◆ Given task:
Reproduce the material in full, unchanged.

━━ Records ━━

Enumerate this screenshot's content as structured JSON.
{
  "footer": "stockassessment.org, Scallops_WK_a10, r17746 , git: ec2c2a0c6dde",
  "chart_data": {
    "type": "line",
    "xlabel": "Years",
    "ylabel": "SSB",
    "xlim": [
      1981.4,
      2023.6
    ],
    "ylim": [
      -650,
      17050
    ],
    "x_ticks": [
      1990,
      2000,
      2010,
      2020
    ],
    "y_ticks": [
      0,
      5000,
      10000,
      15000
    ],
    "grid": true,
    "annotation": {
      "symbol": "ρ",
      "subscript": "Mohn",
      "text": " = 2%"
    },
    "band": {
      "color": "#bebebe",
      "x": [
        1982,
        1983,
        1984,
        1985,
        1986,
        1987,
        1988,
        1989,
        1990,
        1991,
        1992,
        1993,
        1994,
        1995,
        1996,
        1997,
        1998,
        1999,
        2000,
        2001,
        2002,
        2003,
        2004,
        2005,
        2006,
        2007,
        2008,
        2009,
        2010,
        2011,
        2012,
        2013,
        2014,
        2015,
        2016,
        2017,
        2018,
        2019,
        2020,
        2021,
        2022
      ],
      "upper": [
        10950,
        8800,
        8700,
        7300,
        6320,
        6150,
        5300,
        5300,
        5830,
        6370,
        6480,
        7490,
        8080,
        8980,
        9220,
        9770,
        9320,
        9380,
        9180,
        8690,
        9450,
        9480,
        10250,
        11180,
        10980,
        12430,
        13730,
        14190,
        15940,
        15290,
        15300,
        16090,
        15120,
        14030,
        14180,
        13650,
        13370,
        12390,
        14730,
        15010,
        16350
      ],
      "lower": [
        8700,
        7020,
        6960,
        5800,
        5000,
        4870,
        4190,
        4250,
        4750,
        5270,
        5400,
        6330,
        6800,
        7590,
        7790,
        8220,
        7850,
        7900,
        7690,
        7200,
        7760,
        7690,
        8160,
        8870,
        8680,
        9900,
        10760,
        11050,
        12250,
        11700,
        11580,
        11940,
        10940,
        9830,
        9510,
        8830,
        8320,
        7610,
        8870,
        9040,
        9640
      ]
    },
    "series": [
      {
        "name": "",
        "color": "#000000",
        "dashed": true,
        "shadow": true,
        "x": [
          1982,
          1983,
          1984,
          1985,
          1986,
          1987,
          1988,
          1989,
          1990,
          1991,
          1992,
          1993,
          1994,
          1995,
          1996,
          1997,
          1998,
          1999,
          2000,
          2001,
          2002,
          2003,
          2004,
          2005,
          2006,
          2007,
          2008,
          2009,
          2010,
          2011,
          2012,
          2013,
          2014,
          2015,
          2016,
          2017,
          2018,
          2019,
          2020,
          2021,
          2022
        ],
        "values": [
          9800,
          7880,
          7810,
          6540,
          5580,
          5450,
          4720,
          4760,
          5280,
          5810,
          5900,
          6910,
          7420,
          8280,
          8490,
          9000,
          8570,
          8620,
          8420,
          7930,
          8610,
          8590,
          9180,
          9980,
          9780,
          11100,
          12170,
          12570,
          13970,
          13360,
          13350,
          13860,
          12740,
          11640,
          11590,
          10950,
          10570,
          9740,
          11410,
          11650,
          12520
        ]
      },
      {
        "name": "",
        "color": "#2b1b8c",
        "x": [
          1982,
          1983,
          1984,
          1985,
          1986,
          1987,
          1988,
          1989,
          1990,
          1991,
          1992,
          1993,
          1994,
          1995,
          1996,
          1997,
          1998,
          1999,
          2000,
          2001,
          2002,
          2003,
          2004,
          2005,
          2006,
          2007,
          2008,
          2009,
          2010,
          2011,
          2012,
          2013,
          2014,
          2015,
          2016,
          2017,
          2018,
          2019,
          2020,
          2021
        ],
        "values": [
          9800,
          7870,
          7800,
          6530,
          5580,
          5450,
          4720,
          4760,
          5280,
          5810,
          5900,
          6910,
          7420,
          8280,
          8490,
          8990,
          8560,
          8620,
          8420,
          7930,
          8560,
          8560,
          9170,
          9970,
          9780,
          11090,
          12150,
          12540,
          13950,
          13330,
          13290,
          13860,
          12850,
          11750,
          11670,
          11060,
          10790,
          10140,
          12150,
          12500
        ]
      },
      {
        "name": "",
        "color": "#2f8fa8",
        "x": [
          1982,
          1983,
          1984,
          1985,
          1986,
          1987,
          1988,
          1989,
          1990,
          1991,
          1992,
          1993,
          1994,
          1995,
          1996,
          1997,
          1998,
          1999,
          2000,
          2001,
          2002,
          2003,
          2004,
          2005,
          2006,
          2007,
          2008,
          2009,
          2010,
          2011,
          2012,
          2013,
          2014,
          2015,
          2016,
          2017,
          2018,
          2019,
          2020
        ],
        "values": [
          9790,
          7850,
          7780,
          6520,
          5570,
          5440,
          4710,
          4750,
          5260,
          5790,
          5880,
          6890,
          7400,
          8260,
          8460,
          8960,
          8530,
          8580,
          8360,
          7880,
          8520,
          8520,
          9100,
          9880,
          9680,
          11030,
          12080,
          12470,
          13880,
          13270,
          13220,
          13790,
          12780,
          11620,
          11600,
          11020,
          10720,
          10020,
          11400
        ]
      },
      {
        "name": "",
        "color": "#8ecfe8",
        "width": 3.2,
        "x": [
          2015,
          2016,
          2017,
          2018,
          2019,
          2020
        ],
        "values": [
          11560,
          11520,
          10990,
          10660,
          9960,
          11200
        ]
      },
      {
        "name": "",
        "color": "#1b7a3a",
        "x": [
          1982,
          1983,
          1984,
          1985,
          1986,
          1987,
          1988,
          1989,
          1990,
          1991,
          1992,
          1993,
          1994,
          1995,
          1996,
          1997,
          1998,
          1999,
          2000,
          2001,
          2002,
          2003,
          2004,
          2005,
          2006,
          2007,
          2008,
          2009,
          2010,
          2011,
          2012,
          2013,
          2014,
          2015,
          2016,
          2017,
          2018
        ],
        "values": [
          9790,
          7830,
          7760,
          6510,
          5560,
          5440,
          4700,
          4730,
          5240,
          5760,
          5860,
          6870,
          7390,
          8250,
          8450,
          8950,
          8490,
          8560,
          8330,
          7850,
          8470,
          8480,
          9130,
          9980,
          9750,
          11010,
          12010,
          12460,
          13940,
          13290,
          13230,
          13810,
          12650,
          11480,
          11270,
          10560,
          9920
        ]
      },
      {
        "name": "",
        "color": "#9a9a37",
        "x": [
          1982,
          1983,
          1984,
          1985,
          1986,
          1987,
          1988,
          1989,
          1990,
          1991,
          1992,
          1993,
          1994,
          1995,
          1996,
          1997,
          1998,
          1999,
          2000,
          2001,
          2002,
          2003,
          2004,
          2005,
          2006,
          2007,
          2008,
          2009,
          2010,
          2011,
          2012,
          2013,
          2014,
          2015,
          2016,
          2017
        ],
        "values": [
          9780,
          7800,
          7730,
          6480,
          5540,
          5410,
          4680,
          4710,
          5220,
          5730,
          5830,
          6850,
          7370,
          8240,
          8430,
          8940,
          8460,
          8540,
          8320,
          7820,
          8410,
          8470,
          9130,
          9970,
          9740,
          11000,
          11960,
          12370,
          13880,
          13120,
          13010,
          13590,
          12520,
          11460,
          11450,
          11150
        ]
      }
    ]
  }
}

━━━

◆ Expected answer:
Enumerate this screenshot's content as structured JSON.
{
  "footer": "stockassessment.org, Scallops_WK_a10, r17746 , git: ec2c2a0c6dde",
  "chart_data": {
    "type": "line",
    "xlabel": "Years",
    "ylabel": "SSB",
    "xlim": [
      1981.4,
      2023.6
    ],
    "ylim": [
      -650,
      17050
    ],
    "x_ticks": [
      1990,
      2000,
      2010,
      2020
    ],
    "y_ticks": [
      0,
      5000,
      10000,
      15000
    ],
    "grid": true,
    "annotation": {
      "symbol": "ρ",
      "subscript": "Mohn",
      "text": " = 2%"
    },
    "band": {
      "color": "#bebebe",
      "x": [
        1982,
        1983,
        1984,
        1985,
        1986,
        1987,
        1988,
        1989,
        1990,
        1991,
        1992,
        1993,
        1994,
        1995,
        1996,
        1997,
        1998,
        1999,
        2000,
        2001,
        2002,
        2003,
        2004,
        2005,
        2006,
        2007,
        2008,
        2009,
        2010,
        2011,
        2012,
        2013,
        2014,
        2015,
        2016,
        2017,
        2018,
        2019,
        2020,
        2021,
        2022
      ],
      "upper": [
        10950,
        8800,
        8700,
        7300,
        6320,
        6150,
        5300,
        5300,
        5830,
        6370,
        6480,
        7490,
        8080,
        8980,
        9220,
        9770,
        9320,
        9380,
        9180,
        8690,
        9450,
        9480,
        10250,
        11180,
        10980,
        12430,
        13730,
        14190,
        15940,
        15290,
        15300,
        16090,
        15120,
        14030,
        14180,
        13650,
        13370,
        12390,
        14730,
        15010,
        16350
      ],
      "lower": [
        8700,
        7020,
        6960,
        5800,
        5000,
        4870,
        4190,
        4250,
        4750,
        5270,
        5400,
        6330,
        6800,
        7590,
        7790,
        8220,
        7850,
        7900,
        7690,
        7200,
        7760,
        7690,
        8160,
        8870,
        8680,
        9900,
        10760,
        11050,
        12250,
        11700,
        11580,
        11940,
        10940,
        9830,
        9510,
        8830,
        8320,
        7610,
        8870,
        9040,
        9640
      ]
    },
    "series": [
      {
        "name": "",
        "color": "#000000",
        "dashed": true,
        "shadow": true,
        "x": [
          1982,
          1983,
          1984,
          1985,
          1986,
          1987,
          1988,
          1989,
          1990,
          1991,
          1992,
          1993,
          1994,
          1995,
          1996,
          1997,
          1998,
          1999,
          2000,
          2001,
          2002,
          2003,
          2004,
          2005,
          2006,
          2007,
          2008,
          2009,
          2010,
          2011,
          2012,
          2013,
          2014,
          2015,
          2016,
          2017,
          2018,
          2019,
          2020,
          2021,
          2022
        ],
        "values": [
          9800,
          7880,
          7810,
          6540,
          5580,
          5450,
          4720,
          4760,
          5280,
          5810,
          5900,
          6910,
          7420,
          8280,
          8490,
          9000,
          8570,
          8620,
          8420,
          7930,
          8610,
          8590,
          9180,
          9980,
          9780,
          11100,
          12170,
          12570,
          13970,
          13360,
          13350,
          13860,
          12740,
          11640,
          11590,
          10950,
          10570,
          9740,
          11410,
          11650,
          12520
        ]
      },
      {
        "name": "",
        "color": "#2b1b8c",
        "x": [
          1982,
          1983,
          1984,
          1985,
          1986,
          1987,
          1988,
          1989,
          1990,
          1991,
          1992,
          1993,
          1994,
          1995,
          1996,
          1997,
          1998,
          1999,
          2000,
          2001,
          2002,
          2003,
          2004,
          2005,
          2006,
          2007,
          2008,
          2009,
          2010,
          2011,
          2012,
          2013,
          2014,
          2015,
          2016,
          2017,
          2018,
          2019,
          2020,
          2021
        ],
        "values": [
          9800,
          7870,
          7800,
          6530,
          5580,
          5450,
          4720,
          4760,
          5280,
          5810,
          5900,
          6910,
          7420,
          8280,
          8490,
          8990,
          8560,
          8620,
          8420,
          7930,
          8560,
          8560,
          9170,
          9970,
          9780,
          11090,
          12150,
          12540,
          13950,
          13330,
          13290,
          13860,
          12850,
          11750,
          11670,
          11060,
          10790,
          10140,
          12150,
          12500
        ]
      },
      {
        "name": "",
        "color": "#2f8fa8",
        "x": [
          1982,
          1983,
          1984,
          1985,
          1986,
          1987,
          1988,
          1989,
          1990,
          1991,
          1992,
          1993,
          1994,
          1995,
          1996,
          1997,
          1998,
          1999,
          2000,
          2001,
          2002,
          2003,
          2004,
          2005,
          2006,
          2007,
          2008,
          2009,
          2010,
          2011,
          2012,
          2013,
          2014,
          2015,
          2016,
          2017,
          2018,
          2019,
          2020
        ],
        "values": [
          9790,
          7850,
          7780,
          6520,
          5570,
          5440,
          4710,
          4750,
          5260,
          5790,
          5880,
          6890,
          7400,
          8260,
          8460,
          8960,
          8530,
          8580,
          8360,
          7880,
          8520,
          8520,
          9100,
          9880,
          9680,
          11030,
          12080,
          12470,
          13880,
          13270,
          13220,
          13790,
          12780,
          11620,
          11600,
          11020,
          10720,
          10020,
          11400
        ]
      },
      {
        "name": "",
        "color": "#8ecfe8",
        "width": 3.2,
        "x": [
          2015,
          2016,
          2017,
          2018,
          2019,
          2020
        ],
        "values": [
          11560,
          11520,
          10990,
          10660,
          9960,
          11200
        ]
      },
      {
        "name": "",
        "color": "#1b7a3a",
        "x": [
          1982,
          1983,
          1984,
          1985,
          1986,
          1987,
          1988,
          1989,
          1990,
          1991,
          1992,
          1993,
          1994,
          1995,
          1996,
          1997,
          1998,
          1999,
          2000,
          2001,
          2002,
          2003,
          2004,
          2005,
          2006,
          2007,
          2008,
          2009,
          2010,
          2011,
          2012,
          2013,
          2014,
          2015,
          2016,
          2017,
          2018
        ],
        "values": [
          9790,
          7830,
          7760,
          6510,
          5560,
          5440,
          4700,
          4730,
          5240,
          5760,
          5860,
          6870,
          7390,
          8250,
          8450,
          8950,
          8490,
          8560,
          8330,
          7850,
          8470,
          8480,
          9130,
          9980,
          9750,
          11010,
          12010,
          12460,
          13940,
          13290,
          13230,
          13810,
          12650,
          11480,
          11270,
          10560,
          9920
        ]
      },
      {
        "name": "",
        "color": "#9a9a37",
        "x": [
          1982,
          1983,
          1984,
          1985,
          1986,
          1987,
          1988,
          1989,
          1990,
          1991,
          1992,
          1993,
          1994,
          1995,
          1996,
          1997,
          1998,
          1999,
          2000,
          2001,
          2002,
          2003,
          2004,
          2005,
          2006,
          2007,
          2008,
          2009,
          2010,
          2011,
          2012,
          2013,
          2014,
          2015,
          2016,
          2017
        ],
        "values": [
          9780,
          7800,
          7730,
          6480,
          5540,
          5410,
          4680,
          4710,
          5220,
          5730,
          5830,
          6850,
          7370,
          8240,
          8430,
          8940,
          8460,
          8540,
          8320,
          7820,
          8410,
          8470,
          9130,
          9970,
          9740,
          11000,
          11960,
          12370,
          13880,
          13120,
          13010,
          13590,
          12520,
          11460,
          11450,
          11150
        ]
      }
    ]
  }
}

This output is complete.